::: Stored data :::
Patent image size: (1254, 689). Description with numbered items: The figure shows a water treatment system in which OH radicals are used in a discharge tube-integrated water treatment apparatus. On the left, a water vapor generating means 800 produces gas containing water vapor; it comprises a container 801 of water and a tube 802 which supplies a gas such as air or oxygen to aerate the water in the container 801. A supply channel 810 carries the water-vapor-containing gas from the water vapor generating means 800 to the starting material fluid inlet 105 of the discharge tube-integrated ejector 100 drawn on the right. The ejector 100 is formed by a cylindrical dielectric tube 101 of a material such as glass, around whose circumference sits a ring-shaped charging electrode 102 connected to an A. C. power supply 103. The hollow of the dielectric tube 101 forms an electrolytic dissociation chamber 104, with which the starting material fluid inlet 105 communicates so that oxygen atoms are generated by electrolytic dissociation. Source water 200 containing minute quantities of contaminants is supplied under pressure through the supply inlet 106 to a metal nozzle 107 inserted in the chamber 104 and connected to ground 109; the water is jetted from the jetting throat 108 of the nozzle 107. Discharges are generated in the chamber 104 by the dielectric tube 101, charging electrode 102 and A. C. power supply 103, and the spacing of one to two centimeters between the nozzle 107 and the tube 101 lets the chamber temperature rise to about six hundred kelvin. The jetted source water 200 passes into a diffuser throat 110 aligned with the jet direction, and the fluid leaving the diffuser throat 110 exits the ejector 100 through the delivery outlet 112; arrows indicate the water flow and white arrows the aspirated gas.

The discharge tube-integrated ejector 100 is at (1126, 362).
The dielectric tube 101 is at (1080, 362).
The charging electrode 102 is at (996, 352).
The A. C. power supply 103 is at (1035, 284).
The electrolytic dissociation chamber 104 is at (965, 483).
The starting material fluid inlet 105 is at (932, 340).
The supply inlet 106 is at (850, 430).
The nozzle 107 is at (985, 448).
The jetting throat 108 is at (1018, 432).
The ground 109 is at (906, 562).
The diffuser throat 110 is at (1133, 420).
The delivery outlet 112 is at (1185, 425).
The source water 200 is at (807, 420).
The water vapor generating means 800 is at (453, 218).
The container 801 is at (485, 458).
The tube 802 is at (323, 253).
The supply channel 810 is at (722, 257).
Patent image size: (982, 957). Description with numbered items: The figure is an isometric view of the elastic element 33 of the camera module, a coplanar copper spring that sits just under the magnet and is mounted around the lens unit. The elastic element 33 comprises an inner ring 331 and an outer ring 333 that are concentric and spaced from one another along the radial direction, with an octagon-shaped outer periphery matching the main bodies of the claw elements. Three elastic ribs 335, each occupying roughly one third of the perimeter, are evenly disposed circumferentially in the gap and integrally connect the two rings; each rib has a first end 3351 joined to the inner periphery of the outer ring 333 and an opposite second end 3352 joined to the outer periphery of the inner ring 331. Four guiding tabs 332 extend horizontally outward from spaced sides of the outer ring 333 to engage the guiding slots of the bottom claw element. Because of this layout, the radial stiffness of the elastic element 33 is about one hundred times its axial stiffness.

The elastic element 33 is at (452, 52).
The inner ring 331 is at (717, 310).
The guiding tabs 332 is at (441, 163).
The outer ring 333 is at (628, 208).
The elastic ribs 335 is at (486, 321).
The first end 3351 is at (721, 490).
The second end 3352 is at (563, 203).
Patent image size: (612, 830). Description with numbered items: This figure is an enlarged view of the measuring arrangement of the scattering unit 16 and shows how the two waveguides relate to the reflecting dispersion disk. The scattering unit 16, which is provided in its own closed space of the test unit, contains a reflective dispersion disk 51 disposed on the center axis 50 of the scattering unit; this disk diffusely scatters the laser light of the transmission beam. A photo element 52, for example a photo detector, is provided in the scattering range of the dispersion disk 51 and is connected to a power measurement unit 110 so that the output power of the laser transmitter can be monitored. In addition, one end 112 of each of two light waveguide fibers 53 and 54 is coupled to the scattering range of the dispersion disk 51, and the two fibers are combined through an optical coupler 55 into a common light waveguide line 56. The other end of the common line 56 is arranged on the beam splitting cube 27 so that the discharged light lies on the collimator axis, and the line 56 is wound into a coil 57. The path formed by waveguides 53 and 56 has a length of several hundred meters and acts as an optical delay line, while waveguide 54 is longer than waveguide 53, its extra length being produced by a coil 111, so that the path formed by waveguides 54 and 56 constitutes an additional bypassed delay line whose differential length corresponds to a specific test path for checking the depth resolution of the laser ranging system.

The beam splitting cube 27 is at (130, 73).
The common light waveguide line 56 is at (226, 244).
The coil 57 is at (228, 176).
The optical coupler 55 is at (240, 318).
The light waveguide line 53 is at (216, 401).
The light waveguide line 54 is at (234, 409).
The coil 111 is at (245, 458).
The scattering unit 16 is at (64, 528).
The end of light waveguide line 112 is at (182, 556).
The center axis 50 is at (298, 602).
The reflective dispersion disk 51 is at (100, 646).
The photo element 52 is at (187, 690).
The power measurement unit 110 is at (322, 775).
:::
[Work to complete] Render each line of the listing above as one string in a JSON list, leaving out the blank lines.

[Solved problem]
[
  "Patent image size: (1254, 689). Description with numbered items: The figure shows a water treatment system in which OH radicals are used in a discharge tube-integrated water treatment apparatus. On the left, a water vapor generating means 800 produces gas containing water vapor; it comprises a container 801 of water and a tube 802 which supplies a gas such as air or oxygen to aerate the water in the container 801. A supply channel 810 carries the water-vapor-containing gas from the water vapor generating means 800 to the starting material fluid inlet 105 of the discharge tube-integrated ejector 100 drawn on the right. The ejector 100 is formed by a cylindrical dielectric tube 101 of a material such as glass, around whose circumference sits a ring-shaped charging electrode 102 connected to an A. C. power supply 103. The hollow of the dielectric tube 101 forms an electrolytic dissociation chamber 104, with which the starting material fluid inlet 105 communicates so that oxygen atoms are generated by electrolytic dissociation. Source water 200 containing minute quantities of contaminants is supplied under pressure through the supply inlet 106 to a metal nozzle 107 inserted in the chamber 104 and connected to ground 109; the water is jetted from the jetting throat 108 of the nozzle 107. Discharges are generated in the chamber 104 by the dielectric tube 101, charging electrode 102 and A. C. power supply 103, and the spacing of one to two centimeters between the nozzle 107 and the tube 101 lets the chamber temperature rise to about six hundred kelvin. The jetted source water 200 passes into a diffuser throat 110 aligned with the jet direction, and the fluid leaving the diffuser throat 110 exits the ejector 100 through the delivery outlet 112; arrows indicate the water flow and white arrows the aspirated gas.",
  "The discharge tube-integrated ejector 100 is at (1126, 362).",
  "The dielectric tube 101 is at (1080, 362).",
  "The charging electrode 102 is at (996, 352).",
  "The A. C. power supply 103 is at (1035, 284).",
  "The electrolytic dissociation chamber 104 is at (965, 483).",
  "The starting material fluid inlet 105 is at (932, 340).",
  "The supply inlet 106 is at (850, 430).",
  "The nozzle 107 is at (985, 448).",
  "The jetting throat 108 is at (1018, 432).",
  "The ground 109 is at (906, 562).",
  "The diffuser throat 110 is at (1133, 420).",
  "The delivery outlet 112 is at (1185, 425).",
  "The source water 200 is at (807, 420).",
  "The water vapor generating means 800 is at (453, 218).",
  "The container 801 is at (485, 458).",
  "The tube 802 is at (323, 253).",
  "The supply channel 810 is at (722, 257).",
  "Patent image size: (982, 957). Description with numbered items: The figure is an isometric view of the elastic element 33 of the camera module, a coplanar copper spring that sits just under the magnet and is mounted around the lens unit. The elastic element 33 comprises an inner ring 331 and an outer ring 333 that are concentric and spaced from one another along the radial direction, with an octagon-shaped outer periphery matching the main bodies of the claw elements. Three elastic ribs 335, each occupying roughly one third of the perimeter, are evenly disposed circumferentially in the gap and integrally connect the two rings; each rib has a first end 3351 joined to the inner periphery of the outer ring 333 and an opposite second end 3352 joined to the outer periphery of the inner ring 331. Four guiding tabs 332 extend horizontally outward from spaced sides of the outer ring 333 to engage the guiding slots of the bottom claw element. Because of this layout, the radial stiffness of the elastic element 33 is about one hundred times its axial stiffness.",
  "The elastic element 33 is at (452, 52).",
  "The inner ring 331 is at (717, 310).",
  "The guiding tabs 332 is at (441, 163).",
  "The outer ring 333 is at (628, 208).",
  "The elastic ribs 335 is at (486, 321).",
  "The first end 3351 is at (721, 490).",
  "The second end 3352 is at (563, 203).",
  "Patent image size: (612, 830). Description with numbered items: This figure is an enlarged view of the measuring arrangement of the scattering unit 16 and shows how the two waveguides relate to the reflecting dispersion disk. The scattering unit 16, which is provided in its own closed space of the test unit, contains a reflective dispersion disk 51 disposed on the center axis 50 of the scattering unit; this disk diffusely scatters the laser light of the transmission beam. A photo element 52, for example a photo detector, is provided in the scattering range of the dispersion disk 51 and is connected to a power measurement unit 110 so that the output power of the laser transmitter can be monitored. In addition, one end 112 of each of two light waveguide fibers 53 and 54 is coupled to the scattering range of the dispersion disk 51, and the two fibers are combined through an optical coupler 55 into a common light waveguide line 56. The other end of the common line 56 is arranged on the beam splitting cube 27 so that the discharged light lies on the collimator axis, and the line 56 is wound into a coil 57. The path formed by waveguides 53 and 56 has a length of several hundred meters and acts as an optical delay line, while waveguide 54 is longer than waveguide 53, its extra length being produced by a coil 111, so that the path formed by waveguides 54 and 56 constitutes an additional bypassed delay line whose differential length corresponds to a specific test path for checking the depth resolution of the laser ranging system.",
  "The beam splitting cube 27 is at (130, 73).",
  "The common light waveguide line 56 is at (226, 244).",
  "The coil 57 is at (228, 176).",
  "The optical coupler 55 is at (240, 318).",
  "The light waveguide line 53 is at (216, 401).",
  "The light waveguide line 54 is at (234, 409).",
  "The coil 111 is at (245, 458).",
  "The scattering unit 16 is at (64, 528).",
  "The end of light waveguide line 112 is at (182, 556).",
  "The center axis 50 is at (298, 602).",
  "The reflective dispersion disk 51 is at (100, 646).",
  "The photo element 52 is at (187, 690).",
  "The power measurement unit 110 is at (322, 775)."
]